## Task goal
Every entry needs to be reproduced exactly.

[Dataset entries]
------------------------------------

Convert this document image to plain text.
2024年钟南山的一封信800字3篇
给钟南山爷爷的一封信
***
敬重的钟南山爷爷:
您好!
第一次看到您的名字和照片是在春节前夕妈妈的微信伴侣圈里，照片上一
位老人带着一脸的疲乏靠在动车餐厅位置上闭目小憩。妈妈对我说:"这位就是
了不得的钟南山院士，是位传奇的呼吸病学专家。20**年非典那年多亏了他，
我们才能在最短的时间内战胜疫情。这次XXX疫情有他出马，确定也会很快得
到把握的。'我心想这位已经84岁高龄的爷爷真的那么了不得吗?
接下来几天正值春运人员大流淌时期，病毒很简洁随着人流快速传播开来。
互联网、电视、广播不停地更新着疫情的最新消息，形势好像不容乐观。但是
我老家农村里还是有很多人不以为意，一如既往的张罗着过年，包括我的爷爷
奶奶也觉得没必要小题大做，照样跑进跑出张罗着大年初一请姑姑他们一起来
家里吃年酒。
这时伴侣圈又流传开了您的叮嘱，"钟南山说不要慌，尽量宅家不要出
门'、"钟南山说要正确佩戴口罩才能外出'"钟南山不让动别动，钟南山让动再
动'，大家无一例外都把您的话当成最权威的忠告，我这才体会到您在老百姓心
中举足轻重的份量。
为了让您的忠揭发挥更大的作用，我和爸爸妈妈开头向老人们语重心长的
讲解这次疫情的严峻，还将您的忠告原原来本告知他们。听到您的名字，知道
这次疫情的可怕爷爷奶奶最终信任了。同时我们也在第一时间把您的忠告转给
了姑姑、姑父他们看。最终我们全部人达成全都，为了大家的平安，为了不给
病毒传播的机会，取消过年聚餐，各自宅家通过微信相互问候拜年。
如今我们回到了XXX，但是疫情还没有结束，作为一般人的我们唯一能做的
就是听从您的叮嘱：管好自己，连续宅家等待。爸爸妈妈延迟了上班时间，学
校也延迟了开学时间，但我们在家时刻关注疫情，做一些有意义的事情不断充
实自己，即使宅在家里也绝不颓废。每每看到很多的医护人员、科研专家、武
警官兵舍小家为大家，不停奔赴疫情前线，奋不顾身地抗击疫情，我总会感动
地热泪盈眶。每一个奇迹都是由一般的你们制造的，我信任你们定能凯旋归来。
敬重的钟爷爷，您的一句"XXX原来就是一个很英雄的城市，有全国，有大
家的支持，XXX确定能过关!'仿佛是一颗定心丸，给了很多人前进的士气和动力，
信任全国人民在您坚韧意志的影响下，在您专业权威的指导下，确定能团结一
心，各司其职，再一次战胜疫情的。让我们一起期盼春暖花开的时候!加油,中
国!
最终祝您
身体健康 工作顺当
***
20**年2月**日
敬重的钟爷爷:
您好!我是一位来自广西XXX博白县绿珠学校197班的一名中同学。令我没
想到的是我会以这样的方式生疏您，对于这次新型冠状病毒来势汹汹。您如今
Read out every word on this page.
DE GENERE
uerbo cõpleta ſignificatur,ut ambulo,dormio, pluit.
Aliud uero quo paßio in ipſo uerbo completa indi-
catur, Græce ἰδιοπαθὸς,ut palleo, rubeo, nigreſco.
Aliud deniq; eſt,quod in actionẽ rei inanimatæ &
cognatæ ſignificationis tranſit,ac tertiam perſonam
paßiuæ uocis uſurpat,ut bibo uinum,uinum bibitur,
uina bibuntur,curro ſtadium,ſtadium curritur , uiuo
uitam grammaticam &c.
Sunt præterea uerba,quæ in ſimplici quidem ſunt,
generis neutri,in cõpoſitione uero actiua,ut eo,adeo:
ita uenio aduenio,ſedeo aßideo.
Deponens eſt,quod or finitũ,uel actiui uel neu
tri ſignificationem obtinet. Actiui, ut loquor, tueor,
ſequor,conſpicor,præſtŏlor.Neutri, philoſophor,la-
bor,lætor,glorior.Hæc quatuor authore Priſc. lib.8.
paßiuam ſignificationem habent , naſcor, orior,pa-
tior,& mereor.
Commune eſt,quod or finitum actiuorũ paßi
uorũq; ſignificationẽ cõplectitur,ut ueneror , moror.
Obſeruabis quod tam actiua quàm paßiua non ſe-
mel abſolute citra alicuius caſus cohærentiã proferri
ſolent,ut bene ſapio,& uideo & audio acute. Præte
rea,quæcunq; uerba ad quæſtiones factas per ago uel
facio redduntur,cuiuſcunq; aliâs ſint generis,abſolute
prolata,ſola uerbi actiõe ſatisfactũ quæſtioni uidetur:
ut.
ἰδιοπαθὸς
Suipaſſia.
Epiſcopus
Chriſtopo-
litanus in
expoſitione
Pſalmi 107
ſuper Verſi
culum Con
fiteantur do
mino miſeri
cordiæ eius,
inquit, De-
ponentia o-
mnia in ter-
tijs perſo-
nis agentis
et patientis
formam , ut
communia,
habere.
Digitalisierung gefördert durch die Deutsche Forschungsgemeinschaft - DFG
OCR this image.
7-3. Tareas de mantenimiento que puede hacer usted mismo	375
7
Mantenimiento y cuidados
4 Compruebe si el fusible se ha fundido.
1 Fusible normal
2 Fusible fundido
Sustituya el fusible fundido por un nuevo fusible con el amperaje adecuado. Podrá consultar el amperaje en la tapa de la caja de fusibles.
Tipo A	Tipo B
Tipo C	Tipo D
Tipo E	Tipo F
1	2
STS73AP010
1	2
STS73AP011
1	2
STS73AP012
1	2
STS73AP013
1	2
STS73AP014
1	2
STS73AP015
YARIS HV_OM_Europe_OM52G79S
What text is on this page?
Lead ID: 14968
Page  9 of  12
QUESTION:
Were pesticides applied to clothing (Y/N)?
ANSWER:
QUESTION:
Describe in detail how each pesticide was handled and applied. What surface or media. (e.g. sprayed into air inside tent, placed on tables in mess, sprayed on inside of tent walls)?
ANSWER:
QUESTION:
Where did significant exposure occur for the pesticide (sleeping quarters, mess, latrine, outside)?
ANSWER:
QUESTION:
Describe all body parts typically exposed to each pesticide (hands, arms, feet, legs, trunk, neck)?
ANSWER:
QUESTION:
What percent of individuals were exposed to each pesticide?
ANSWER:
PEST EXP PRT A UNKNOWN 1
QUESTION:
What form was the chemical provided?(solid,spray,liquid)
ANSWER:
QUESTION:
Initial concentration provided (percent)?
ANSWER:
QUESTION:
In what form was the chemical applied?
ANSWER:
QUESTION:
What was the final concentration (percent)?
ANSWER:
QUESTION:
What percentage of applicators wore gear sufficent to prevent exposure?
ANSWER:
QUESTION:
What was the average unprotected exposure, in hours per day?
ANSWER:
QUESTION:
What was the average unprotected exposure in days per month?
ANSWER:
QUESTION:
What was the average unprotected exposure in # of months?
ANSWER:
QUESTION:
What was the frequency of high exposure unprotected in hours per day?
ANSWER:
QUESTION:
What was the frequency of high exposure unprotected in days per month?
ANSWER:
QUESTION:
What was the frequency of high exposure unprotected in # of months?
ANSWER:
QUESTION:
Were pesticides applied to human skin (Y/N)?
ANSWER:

------------------------------------

## Complete output
Convert this document image to plain text.
2024年钟南山的一封信800字3篇
给钟南山爷爷的一封信
***
敬重的钟南山爷爷:
您好!
第一次看到您的名字和照片是在春节前夕妈妈的微信伴侣圈里，照片上一
位老人带着一脸的疲乏靠在动车餐厅位置上闭目小憩。妈妈对我说:"这位就是
了不得的钟南山院士，是位传奇的呼吸病学专家。20**年非典那年多亏了他，
我们才能在最短的时间内战胜疫情。这次XXX疫情有他出马，确定也会很快得
到把握的。'我心想这位已经84岁高龄的爷爷真的那么了不得吗?
接下来几天正值春运人员大流淌时期，病毒很简洁随着人流快速传播开来。
互联网、电视、广播不停地更新着疫情的最新消息，形势好像不容乐观。但是
我老家农村里还是有很多人不以为意，一如既往的张罗着过年，包括我的爷爷
奶奶也觉得没必要小题大做，照样跑进跑出张罗着大年初一请姑姑他们一起来
家里吃年酒。
这时伴侣圈又流传开了您的叮嘱，"钟南山说不要慌，尽量宅家不要出
门'、"钟南山说要正确佩戴口罩才能外出'"钟南山不让动别动，钟南山让动再
动'，大家无一例外都把您的话当成最权威的忠告，我这才体会到您在老百姓心
中举足轻重的份量。
为了让您的忠揭发挥更大的作用，我和爸爸妈妈开头向老人们语重心长的
讲解这次疫情的严峻，还将您的忠告原原来本告知他们。听到您的名字，知道
这次疫情的可怕爷爷奶奶最终信任了。同时我们也在第一时间把您的忠告转给
了姑姑、姑父他们看。最终我们全部人达成全都，为了大家的平安，为了不给
病毒传播的机会，取消过年聚餐，各自宅家通过微信相互问候拜年。
如今我们回到了XXX，但是疫情还没有结束，作为一般人的我们唯一能做的
就是听从您的叮嘱：管好自己，连续宅家等待。爸爸妈妈延迟了上班时间，学
校也延迟了开学时间，但我们在家时刻关注疫情，做一些有意义的事情不断充
实自己，即使宅在家里也绝不颓废。每每看到很多的医护人员、科研专家、武
警官兵舍小家为大家，不停奔赴疫情前线，奋不顾身地抗击疫情，我总会感动
地热泪盈眶。每一个奇迹都是由一般的你们制造的，我信任你们定能凯旋归来。
敬重的钟爷爷，您的一句"XXX原来就是一个很英雄的城市，有全国，有大
家的支持，XXX确定能过关!'仿佛是一颗定心丸，给了很多人前进的士气和动力，
信任全国人民在您坚韧意志的影响下，在您专业权威的指导下，确定能团结一
心，各司其职，再一次战胜疫情的。让我们一起期盼春暖花开的时候!加油,中
国!
最终祝您
身体健康 工作顺当
***
20**年2月**日
敬重的钟爷爷:
您好!我是一位来自广西XXX博白县绿珠学校197班的一名中同学。令我没
想到的是我会以这样的方式生疏您，对于这次新型冠状病毒来势汹汹。您如今
Read out every word on this page.
DE GENERE
uerbo cõpleta ſignificatur,ut ambulo,dormio, pluit.
Aliud uero quo paßio in ipſo uerbo completa indi-
catur, Græce ἰδιοπαθὸς,ut palleo, rubeo, nigreſco.
Aliud deniq; eſt,quod in actionẽ rei inanimatæ &
cognatæ ſignificationis tranſit,ac tertiam perſonam
paßiuæ uocis uſurpat,ut bibo uinum,uinum bibitur,
uina bibuntur,curro ſtadium,ſtadium curritur , uiuo
uitam grammaticam &c.
Sunt præterea uerba,quæ in ſimplici quidem ſunt,
generis neutri,in cõpoſitione uero actiua,ut eo,adeo:
ita uenio aduenio,ſedeo aßideo.
Deponens eſt,quod or finitũ,uel actiui uel neu
tri ſignificationem obtinet. Actiui, ut loquor, tueor,
ſequor,conſpicor,præſtŏlor.Neutri, philoſophor,la-
bor,lætor,glorior.Hæc quatuor authore Priſc. lib.8.
paßiuam ſignificationem habent , naſcor, orior,pa-
tior,& mereor.
Commune eſt,quod or finitum actiuorũ paßi
uorũq; ſignificationẽ cõplectitur,ut ueneror , moror.
Obſeruabis quod tam actiua quàm paßiua non ſe-
mel abſolute citra alicuius caſus cohærentiã proferri
ſolent,ut bene ſapio,& uideo & audio acute. Præte
rea,quæcunq; uerba ad quæſtiones factas per ago uel
facio redduntur,cuiuſcunq; aliâs ſint generis,abſolute
prolata,ſola uerbi actiõe ſatisfactũ quæſtioni uidetur:
ut.
ἰδιοπαθὸς
Suipaſſia.
Epiſcopus
Chriſtopo-
litanus in
expoſitione
Pſalmi 107
ſuper Verſi
culum Con
fiteantur do
mino miſeri
cordiæ eius,
inquit, De-
ponentia o-
mnia in ter-
tijs perſo-
nis agentis
et patientis
formam , ut
communia,
habere.
Digitalisierung gefördert durch die Deutsche Forschungsgemeinschaft - DFG
OCR this image.
7-3. Tareas de mantenimiento que puede hacer usted mismo	375
7
Mantenimiento y cuidados
4 Compruebe si el fusible se ha fundido.
1 Fusible normal
2 Fusible fundido
Sustituya el fusible fundido por un nuevo fusible con el amperaje adecuado. Podrá consultar el amperaje en la tapa de la caja de fusibles.
Tipo A	Tipo B
Tipo C	Tipo D
Tipo E	Tipo F
1	2
STS73AP010
1	2
STS73AP011
1	2
STS73AP012
1	2
STS73AP013
1	2
STS73AP014
1	2
STS73AP015
YARIS HV_OM_Europe_OM52G79S
What text is on this page?
Lead ID: 14968
Page  9 of  12
QUESTION:
Were pesticides applied to clothing (Y/N)?
ANSWER:
QUESTION:
Describe in detail how each pesticide was handled and applied. What surface or media. (e.g. sprayed into air inside tent, placed on tables in mess, sprayed on inside of tent walls)?
ANSWER:
QUESTION:
Where did significant exposure occur for the pesticide (sleeping quarters, mess, latrine, outside)?
ANSWER:
QUESTION:
Describe all body parts typically exposed to each pesticide (hands, arms, feet, legs, trunk, neck)?
ANSWER:
QUESTION:
What percent of individuals were exposed to each pesticide?
ANSWER:
PEST EXP PRT A UNKNOWN 1
QUESTION:
What form was the chemical provided?(solid,spray,liquid)
ANSWER:
QUESTION:
Initial concentration provided (percent)?
ANSWER:
QUESTION:
In what form was the chemical applied?
ANSWER:
QUESTION:
What was the final concentration (percent)?
ANSWER:
QUESTION:
What percentage of applicators wore gear sufficent to prevent exposure?
ANSWER:
QUESTION:
What was the average unprotected exposure, in hours per day?
ANSWER:
QUESTION:
What was the average unprotected exposure in days per month?
ANSWER:
QUESTION:
What was the average unprotected exposure in # of months?
ANSWER:
QUESTION:
What was the frequency of high exposure unprotected in hours per day?
ANSWER:
QUESTION:
What was the frequency of high exposure unprotected in days per month?
ANSWER:
QUESTION:
What was the frequency of high exposure unprotected in # of months?
ANSWER:
QUESTION:
Were pesticides applied to human skin (Y/N)?
ANSWER:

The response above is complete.